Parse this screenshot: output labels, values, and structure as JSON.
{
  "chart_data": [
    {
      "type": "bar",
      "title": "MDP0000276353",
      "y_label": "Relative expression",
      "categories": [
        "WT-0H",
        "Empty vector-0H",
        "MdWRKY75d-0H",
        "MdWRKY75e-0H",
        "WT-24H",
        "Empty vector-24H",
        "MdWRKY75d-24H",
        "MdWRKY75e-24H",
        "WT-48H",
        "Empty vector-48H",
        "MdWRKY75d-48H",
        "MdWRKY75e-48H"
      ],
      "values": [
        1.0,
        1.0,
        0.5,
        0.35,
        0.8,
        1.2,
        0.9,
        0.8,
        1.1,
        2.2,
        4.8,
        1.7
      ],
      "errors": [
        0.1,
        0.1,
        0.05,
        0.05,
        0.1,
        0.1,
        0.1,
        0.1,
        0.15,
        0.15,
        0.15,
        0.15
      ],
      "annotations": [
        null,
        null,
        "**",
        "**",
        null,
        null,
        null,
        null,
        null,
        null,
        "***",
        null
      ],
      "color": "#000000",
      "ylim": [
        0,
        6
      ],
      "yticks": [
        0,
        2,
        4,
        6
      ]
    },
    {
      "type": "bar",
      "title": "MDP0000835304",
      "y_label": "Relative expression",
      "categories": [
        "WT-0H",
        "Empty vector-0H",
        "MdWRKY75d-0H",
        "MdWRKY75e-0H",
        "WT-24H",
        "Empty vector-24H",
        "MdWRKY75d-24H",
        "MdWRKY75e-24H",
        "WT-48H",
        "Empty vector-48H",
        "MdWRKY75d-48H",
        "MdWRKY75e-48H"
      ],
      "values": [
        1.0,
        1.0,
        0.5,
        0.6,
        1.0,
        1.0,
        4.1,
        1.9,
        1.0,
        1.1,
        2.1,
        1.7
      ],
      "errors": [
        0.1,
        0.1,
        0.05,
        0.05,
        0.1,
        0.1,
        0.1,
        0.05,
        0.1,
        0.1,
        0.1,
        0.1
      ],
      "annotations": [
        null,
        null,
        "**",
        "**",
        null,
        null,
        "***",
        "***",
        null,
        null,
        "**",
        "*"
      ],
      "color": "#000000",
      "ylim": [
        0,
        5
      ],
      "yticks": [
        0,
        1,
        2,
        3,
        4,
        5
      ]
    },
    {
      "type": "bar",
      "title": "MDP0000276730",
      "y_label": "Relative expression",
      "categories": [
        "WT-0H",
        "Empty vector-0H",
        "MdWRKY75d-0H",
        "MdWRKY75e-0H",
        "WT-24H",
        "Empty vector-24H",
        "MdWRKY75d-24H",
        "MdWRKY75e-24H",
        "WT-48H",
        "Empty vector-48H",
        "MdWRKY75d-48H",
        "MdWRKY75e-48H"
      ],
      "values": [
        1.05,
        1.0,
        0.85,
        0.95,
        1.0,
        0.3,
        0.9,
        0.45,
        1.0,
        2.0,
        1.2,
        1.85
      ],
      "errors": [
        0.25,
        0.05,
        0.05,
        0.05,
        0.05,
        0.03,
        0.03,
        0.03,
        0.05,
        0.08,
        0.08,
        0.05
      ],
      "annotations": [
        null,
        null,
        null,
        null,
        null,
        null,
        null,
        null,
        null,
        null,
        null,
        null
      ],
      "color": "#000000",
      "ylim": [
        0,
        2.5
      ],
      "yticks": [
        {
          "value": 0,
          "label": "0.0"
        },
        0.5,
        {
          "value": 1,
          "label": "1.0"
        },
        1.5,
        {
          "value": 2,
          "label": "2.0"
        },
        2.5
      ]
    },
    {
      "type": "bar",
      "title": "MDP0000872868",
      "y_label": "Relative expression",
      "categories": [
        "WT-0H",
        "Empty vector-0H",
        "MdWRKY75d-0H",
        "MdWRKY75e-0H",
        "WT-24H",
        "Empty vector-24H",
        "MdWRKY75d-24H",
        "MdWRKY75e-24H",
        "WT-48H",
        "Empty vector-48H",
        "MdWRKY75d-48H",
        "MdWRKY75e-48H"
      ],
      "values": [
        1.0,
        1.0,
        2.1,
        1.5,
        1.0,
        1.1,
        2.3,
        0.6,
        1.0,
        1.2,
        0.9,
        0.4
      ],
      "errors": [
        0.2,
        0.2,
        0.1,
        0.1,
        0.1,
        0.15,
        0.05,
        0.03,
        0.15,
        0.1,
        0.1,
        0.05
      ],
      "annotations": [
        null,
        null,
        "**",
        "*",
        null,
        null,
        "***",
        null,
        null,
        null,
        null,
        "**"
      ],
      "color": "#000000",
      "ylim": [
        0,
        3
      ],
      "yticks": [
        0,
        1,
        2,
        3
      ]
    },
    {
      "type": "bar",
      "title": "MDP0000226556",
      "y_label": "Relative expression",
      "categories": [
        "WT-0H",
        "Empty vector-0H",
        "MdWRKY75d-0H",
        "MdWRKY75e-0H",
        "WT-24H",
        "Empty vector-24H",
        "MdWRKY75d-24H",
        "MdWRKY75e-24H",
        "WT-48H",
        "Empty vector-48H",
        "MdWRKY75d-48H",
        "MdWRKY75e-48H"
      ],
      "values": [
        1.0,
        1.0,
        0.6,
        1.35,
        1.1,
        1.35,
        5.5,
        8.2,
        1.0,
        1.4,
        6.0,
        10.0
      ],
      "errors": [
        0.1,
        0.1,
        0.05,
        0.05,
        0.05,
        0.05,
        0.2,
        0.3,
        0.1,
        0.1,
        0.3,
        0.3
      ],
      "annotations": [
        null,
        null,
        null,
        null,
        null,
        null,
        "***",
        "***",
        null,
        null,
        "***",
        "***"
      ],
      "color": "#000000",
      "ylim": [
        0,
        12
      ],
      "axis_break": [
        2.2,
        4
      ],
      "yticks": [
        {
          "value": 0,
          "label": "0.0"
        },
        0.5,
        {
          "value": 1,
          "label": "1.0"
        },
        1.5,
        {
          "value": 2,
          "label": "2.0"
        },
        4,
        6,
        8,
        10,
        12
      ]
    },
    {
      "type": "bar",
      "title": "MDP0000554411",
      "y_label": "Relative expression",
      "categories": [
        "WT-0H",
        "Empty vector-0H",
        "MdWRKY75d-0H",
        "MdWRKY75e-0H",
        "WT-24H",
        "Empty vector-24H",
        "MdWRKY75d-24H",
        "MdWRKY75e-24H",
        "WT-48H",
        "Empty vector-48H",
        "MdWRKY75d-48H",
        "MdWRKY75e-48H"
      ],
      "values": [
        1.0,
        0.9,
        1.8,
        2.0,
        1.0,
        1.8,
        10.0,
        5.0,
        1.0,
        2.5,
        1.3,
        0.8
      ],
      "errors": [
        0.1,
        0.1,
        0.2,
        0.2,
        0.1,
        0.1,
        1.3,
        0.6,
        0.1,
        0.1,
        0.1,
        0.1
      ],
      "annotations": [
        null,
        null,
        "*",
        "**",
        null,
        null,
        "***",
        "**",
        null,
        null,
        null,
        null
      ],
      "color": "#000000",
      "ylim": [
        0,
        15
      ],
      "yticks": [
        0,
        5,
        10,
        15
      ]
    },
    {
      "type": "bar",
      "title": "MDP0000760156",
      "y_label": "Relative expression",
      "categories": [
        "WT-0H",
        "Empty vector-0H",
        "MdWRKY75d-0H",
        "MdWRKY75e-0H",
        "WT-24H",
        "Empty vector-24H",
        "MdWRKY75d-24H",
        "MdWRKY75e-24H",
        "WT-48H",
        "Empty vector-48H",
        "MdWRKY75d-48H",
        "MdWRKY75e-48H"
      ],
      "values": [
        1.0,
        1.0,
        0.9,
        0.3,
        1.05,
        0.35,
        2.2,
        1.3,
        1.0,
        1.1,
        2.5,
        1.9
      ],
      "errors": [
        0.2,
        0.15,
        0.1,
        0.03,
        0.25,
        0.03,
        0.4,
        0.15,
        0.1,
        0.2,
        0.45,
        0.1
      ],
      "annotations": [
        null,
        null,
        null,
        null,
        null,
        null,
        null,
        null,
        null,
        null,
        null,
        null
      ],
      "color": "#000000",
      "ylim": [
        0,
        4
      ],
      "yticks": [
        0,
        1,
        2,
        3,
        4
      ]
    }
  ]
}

==========

== PROBLEM DETAILS ==
For the listing above, identify each line bearing "title".

== OUTPUT FOR THIS EXERCISE ==
      "title": "MDP0000276353",
      "title": "MDP0000835304",
      "title": "MDP0000276730",
      "title": "MDP0000872868",
      "title": "MDP0000226556",
      "title": "MDP0000554411",
      "title": "MDP0000760156",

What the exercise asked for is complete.